### [What needs to be done]
Comb through the entries for "false" and pull out each line that holds it.

### [Raw records]
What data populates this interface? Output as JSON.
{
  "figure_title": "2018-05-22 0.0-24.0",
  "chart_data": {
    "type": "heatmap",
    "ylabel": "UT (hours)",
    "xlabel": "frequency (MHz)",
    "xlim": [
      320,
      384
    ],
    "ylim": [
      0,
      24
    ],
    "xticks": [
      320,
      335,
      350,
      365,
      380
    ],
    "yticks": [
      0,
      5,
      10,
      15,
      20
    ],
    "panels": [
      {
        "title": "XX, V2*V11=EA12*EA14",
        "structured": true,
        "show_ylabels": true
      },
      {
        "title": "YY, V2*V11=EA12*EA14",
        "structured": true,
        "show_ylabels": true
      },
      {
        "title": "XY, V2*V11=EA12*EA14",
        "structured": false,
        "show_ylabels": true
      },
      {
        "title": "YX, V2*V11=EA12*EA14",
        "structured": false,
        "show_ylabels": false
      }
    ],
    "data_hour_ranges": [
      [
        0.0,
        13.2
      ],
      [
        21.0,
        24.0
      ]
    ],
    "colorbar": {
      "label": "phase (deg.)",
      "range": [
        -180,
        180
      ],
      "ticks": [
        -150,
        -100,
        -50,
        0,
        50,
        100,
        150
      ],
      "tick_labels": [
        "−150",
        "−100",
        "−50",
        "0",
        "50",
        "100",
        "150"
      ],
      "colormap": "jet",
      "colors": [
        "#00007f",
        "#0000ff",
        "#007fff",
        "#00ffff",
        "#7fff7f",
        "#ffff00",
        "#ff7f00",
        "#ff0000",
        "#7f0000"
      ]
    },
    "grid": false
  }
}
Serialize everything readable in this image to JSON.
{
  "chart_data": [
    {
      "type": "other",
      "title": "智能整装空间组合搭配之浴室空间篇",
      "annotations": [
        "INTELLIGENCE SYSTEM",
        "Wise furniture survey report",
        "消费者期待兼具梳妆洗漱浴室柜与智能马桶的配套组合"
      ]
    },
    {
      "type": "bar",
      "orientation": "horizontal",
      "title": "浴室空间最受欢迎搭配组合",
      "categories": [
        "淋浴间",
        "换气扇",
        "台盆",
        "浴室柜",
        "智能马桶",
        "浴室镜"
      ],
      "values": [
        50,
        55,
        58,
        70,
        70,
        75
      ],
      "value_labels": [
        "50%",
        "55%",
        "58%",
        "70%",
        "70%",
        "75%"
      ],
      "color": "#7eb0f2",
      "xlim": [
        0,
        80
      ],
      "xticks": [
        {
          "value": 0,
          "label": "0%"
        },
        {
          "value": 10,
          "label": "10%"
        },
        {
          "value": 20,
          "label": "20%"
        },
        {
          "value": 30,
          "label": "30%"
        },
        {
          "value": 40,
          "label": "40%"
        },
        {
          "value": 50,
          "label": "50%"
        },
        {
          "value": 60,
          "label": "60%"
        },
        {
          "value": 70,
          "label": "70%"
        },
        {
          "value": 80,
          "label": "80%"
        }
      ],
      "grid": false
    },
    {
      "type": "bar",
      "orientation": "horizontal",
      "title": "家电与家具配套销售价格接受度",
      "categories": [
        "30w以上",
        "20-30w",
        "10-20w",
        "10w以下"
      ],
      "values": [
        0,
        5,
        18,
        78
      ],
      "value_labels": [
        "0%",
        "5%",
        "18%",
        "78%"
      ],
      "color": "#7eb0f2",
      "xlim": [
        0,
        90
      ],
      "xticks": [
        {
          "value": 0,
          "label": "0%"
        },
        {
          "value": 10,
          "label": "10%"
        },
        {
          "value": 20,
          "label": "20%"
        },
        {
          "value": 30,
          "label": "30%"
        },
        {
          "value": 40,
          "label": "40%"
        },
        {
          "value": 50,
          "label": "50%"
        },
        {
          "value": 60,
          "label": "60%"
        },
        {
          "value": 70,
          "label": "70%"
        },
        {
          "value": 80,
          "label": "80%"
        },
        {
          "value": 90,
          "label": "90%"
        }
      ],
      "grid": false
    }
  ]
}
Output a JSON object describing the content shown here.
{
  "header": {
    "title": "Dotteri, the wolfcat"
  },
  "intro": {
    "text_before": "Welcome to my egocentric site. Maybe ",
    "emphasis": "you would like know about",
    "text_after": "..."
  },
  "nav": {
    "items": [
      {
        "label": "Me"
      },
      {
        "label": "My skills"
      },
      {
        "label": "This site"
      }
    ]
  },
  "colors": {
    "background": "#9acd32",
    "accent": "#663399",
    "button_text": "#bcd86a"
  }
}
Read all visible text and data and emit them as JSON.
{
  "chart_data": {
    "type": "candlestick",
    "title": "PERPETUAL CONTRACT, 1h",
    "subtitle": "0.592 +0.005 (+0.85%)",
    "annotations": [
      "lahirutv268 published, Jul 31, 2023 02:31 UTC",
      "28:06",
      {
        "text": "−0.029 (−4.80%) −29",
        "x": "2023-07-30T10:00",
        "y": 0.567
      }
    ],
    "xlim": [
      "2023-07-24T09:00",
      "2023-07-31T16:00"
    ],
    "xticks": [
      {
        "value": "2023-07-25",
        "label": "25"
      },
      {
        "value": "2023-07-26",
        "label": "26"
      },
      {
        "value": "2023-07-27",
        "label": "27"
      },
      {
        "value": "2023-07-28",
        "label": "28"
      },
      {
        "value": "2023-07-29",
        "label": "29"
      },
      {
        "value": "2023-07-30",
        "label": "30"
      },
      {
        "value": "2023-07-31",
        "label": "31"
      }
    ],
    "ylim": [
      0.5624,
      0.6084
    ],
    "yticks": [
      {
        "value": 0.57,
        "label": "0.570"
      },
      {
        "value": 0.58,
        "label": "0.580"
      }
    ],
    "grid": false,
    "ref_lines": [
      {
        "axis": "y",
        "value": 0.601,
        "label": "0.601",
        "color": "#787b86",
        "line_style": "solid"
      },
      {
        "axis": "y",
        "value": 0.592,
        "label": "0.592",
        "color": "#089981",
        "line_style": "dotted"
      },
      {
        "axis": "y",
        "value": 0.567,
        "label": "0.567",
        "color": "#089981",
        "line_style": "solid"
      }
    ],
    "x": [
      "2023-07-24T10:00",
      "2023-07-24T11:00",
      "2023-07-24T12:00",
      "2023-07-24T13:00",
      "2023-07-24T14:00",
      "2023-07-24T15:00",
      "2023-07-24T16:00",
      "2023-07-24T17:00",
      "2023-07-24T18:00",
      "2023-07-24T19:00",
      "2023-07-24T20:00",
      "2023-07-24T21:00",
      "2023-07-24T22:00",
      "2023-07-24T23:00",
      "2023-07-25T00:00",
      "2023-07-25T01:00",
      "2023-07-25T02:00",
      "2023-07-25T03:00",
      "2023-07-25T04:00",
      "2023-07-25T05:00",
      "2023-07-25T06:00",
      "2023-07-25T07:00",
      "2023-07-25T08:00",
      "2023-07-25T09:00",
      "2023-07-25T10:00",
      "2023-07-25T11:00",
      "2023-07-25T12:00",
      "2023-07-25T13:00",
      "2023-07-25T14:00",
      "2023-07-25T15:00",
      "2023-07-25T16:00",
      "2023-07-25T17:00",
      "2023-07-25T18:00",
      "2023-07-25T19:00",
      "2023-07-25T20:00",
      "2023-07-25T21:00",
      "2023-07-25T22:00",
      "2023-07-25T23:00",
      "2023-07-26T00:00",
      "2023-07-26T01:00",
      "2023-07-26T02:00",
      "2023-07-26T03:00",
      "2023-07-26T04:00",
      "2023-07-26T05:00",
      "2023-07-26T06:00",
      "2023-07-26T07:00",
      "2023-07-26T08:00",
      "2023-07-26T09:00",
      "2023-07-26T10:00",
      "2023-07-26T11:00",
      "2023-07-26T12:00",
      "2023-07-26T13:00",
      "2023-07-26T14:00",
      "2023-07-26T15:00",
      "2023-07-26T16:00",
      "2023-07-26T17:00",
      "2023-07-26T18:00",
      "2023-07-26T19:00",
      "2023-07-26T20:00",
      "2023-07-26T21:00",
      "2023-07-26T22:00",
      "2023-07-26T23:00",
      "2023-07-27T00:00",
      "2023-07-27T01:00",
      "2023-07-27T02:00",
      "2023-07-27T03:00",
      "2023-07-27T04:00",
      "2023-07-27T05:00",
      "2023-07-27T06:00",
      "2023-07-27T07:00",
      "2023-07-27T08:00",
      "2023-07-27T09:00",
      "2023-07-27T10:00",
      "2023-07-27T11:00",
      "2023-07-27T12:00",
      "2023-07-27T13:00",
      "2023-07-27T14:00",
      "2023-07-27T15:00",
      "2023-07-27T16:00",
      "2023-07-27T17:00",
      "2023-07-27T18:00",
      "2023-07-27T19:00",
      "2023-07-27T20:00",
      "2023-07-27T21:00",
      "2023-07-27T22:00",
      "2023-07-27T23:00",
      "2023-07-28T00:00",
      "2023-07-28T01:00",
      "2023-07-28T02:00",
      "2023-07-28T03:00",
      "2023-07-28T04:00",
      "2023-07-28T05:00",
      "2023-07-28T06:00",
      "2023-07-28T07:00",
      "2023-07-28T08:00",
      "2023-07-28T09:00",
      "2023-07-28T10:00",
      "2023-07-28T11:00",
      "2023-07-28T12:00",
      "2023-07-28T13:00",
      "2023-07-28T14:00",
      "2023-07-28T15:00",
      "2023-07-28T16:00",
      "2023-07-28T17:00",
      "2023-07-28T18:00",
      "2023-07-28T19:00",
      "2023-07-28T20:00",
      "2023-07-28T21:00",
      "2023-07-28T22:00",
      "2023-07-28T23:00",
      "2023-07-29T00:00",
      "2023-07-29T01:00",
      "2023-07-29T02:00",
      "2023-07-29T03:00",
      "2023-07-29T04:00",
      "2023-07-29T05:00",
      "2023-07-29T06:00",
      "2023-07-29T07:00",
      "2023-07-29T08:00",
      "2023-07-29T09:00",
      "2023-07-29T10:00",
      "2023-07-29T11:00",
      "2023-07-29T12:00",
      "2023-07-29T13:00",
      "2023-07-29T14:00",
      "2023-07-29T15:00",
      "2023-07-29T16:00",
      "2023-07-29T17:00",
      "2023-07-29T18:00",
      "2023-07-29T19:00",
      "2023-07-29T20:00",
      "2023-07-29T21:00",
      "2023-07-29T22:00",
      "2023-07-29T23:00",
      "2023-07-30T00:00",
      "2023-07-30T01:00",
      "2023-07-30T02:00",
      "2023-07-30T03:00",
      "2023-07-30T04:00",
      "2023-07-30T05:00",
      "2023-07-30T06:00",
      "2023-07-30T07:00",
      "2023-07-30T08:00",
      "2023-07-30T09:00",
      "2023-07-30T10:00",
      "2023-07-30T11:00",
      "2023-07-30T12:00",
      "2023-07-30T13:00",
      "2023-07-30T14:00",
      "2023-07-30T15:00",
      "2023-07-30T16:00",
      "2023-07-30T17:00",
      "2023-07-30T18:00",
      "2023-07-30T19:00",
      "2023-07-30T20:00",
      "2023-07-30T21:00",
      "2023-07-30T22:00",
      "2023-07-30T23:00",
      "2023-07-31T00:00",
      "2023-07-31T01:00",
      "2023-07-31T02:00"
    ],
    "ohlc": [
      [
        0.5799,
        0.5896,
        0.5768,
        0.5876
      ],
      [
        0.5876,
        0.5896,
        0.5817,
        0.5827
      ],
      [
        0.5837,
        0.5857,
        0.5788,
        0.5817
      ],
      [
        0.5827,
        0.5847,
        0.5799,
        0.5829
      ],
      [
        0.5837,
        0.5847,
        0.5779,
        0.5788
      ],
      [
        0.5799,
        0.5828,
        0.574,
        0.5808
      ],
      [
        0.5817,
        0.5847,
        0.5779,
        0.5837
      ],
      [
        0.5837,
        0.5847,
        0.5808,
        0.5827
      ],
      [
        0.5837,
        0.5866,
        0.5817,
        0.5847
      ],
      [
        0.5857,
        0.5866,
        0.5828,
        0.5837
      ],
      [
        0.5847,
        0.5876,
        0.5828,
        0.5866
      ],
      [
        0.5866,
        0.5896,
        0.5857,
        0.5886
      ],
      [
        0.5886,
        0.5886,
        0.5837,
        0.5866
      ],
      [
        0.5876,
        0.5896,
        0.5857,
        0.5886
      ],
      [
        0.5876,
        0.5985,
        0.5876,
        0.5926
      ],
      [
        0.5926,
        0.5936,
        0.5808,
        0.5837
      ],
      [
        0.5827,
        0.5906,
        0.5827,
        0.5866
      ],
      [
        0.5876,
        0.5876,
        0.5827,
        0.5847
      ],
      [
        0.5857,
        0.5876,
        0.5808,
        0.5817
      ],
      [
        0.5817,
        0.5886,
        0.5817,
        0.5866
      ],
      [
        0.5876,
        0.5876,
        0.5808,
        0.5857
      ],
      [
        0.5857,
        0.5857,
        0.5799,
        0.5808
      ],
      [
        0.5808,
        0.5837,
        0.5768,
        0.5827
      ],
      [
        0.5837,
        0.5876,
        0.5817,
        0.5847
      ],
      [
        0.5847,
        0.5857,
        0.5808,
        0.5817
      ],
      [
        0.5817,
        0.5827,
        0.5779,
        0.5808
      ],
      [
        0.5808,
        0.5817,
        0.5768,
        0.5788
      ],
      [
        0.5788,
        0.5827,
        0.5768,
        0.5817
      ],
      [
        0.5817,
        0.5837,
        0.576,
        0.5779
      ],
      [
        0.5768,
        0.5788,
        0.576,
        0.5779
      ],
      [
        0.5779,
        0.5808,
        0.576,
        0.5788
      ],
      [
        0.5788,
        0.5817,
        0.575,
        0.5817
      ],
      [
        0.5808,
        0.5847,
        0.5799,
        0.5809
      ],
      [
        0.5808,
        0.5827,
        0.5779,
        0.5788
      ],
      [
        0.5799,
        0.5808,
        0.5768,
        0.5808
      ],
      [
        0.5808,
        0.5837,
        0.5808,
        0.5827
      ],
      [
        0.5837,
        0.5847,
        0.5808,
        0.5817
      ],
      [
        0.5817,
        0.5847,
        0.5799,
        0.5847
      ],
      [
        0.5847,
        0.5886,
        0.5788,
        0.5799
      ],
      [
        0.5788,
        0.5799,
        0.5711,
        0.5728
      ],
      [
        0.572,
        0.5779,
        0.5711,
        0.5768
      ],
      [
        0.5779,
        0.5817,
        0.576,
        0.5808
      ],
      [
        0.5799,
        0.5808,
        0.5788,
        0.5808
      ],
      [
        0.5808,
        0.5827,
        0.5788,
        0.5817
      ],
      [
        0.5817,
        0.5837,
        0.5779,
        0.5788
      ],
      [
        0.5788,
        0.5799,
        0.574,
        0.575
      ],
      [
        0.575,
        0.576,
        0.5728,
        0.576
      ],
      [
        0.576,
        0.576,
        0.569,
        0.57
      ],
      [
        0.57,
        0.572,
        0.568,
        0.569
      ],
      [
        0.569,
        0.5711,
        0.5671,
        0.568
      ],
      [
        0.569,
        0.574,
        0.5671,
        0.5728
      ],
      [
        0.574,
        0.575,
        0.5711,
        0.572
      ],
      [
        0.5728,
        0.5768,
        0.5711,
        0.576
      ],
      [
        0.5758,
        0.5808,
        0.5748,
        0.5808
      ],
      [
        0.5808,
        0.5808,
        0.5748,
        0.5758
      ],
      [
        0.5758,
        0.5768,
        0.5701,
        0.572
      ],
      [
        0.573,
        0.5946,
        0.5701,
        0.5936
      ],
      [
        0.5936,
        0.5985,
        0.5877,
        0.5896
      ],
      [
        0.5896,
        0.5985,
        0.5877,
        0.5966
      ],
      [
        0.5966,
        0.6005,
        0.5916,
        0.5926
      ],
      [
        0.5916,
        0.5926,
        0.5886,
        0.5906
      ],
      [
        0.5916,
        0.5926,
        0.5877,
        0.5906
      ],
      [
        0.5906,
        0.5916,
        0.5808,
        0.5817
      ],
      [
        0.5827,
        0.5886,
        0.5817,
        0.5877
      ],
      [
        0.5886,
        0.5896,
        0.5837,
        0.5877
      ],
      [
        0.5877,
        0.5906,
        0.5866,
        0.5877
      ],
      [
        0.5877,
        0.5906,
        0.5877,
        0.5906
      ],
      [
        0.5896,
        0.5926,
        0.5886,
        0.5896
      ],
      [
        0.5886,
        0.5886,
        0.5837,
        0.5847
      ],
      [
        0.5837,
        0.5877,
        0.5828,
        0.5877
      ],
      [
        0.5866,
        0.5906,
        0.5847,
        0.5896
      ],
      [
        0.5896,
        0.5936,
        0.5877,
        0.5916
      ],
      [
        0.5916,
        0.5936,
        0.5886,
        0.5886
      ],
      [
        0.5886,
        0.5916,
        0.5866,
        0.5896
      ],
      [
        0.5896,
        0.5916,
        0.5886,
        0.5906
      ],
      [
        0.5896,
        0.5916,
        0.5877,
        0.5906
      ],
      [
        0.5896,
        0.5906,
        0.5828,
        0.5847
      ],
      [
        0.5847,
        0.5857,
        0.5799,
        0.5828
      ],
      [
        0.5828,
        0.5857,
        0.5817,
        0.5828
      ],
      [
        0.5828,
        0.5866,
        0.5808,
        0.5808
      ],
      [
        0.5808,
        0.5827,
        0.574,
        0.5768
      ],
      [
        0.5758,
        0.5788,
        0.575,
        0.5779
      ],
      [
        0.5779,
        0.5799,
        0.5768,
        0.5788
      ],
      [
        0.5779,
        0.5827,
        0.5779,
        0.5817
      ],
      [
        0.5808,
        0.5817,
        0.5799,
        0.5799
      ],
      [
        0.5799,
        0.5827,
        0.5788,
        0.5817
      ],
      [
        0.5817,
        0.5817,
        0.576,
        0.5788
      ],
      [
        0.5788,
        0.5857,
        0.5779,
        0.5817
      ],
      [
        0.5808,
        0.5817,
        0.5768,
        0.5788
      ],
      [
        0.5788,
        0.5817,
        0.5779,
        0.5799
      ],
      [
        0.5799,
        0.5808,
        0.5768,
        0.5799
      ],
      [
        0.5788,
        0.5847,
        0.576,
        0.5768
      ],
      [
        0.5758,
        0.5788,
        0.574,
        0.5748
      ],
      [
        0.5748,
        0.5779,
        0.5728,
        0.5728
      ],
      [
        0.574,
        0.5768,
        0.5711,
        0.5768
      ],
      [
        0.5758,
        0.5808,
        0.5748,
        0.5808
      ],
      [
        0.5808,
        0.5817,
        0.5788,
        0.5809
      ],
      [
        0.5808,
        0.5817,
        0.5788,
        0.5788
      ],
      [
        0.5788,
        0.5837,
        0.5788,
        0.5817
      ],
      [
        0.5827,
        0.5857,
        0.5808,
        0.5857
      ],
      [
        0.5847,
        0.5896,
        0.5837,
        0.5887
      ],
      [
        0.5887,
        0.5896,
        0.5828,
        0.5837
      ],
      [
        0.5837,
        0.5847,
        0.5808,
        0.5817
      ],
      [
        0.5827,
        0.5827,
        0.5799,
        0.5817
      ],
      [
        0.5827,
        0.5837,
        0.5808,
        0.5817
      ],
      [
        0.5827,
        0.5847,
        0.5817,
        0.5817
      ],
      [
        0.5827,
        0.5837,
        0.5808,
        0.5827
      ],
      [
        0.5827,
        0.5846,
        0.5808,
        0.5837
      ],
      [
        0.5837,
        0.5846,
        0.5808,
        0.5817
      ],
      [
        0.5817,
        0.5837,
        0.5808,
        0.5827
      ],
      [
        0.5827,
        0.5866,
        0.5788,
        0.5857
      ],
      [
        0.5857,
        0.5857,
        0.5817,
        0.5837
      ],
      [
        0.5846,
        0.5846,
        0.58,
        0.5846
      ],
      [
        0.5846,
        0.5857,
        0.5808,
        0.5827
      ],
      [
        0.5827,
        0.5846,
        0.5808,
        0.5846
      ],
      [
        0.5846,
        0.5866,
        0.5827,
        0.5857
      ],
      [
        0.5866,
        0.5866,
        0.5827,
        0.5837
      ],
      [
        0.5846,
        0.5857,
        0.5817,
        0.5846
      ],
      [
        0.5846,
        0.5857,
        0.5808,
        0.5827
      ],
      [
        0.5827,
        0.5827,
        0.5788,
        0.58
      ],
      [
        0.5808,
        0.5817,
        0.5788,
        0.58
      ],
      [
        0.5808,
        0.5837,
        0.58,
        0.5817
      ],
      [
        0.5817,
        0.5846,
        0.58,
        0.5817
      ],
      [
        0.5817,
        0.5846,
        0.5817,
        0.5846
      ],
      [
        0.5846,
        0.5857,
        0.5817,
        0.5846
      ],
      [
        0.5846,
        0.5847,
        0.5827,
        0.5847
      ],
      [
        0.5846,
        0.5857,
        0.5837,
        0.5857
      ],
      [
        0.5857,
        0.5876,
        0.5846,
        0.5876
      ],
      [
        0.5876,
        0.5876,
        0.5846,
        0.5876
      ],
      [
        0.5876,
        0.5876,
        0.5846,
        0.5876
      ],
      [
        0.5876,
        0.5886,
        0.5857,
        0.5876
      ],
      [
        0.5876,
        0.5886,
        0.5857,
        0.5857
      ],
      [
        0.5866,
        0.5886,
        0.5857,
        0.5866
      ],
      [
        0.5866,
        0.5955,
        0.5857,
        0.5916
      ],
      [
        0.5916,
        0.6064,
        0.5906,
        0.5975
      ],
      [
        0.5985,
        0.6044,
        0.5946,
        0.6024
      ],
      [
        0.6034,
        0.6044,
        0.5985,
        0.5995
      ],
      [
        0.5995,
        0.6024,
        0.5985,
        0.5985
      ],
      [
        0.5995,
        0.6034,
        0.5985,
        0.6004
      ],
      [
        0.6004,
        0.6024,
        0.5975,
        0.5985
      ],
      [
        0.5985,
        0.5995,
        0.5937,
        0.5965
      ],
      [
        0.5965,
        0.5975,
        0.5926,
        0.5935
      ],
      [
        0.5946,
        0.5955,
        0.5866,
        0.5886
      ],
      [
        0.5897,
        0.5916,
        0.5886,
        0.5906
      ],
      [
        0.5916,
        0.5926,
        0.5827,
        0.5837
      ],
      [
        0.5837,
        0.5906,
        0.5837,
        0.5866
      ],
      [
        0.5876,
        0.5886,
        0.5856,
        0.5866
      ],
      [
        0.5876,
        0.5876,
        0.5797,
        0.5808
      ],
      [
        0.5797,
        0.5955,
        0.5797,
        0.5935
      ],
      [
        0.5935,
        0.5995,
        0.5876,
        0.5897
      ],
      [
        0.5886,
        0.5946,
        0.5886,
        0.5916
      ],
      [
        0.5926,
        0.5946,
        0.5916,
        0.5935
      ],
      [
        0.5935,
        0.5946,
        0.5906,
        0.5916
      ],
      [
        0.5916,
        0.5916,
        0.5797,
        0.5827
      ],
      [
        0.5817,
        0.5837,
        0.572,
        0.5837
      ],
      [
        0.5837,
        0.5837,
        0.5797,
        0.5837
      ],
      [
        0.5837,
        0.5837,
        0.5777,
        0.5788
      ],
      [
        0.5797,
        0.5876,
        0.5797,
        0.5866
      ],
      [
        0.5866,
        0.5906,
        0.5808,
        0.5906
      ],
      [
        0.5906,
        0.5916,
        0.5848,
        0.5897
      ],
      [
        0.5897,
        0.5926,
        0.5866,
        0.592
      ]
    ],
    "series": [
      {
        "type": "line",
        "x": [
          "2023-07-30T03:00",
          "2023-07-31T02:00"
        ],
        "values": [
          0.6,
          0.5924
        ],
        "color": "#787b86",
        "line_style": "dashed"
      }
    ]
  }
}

### [Expected output]
        "structured": false,
        "structured": false,
        "show_ylabels": false
    "grid": false
      "grid": false
      "grid": false
    "grid": false,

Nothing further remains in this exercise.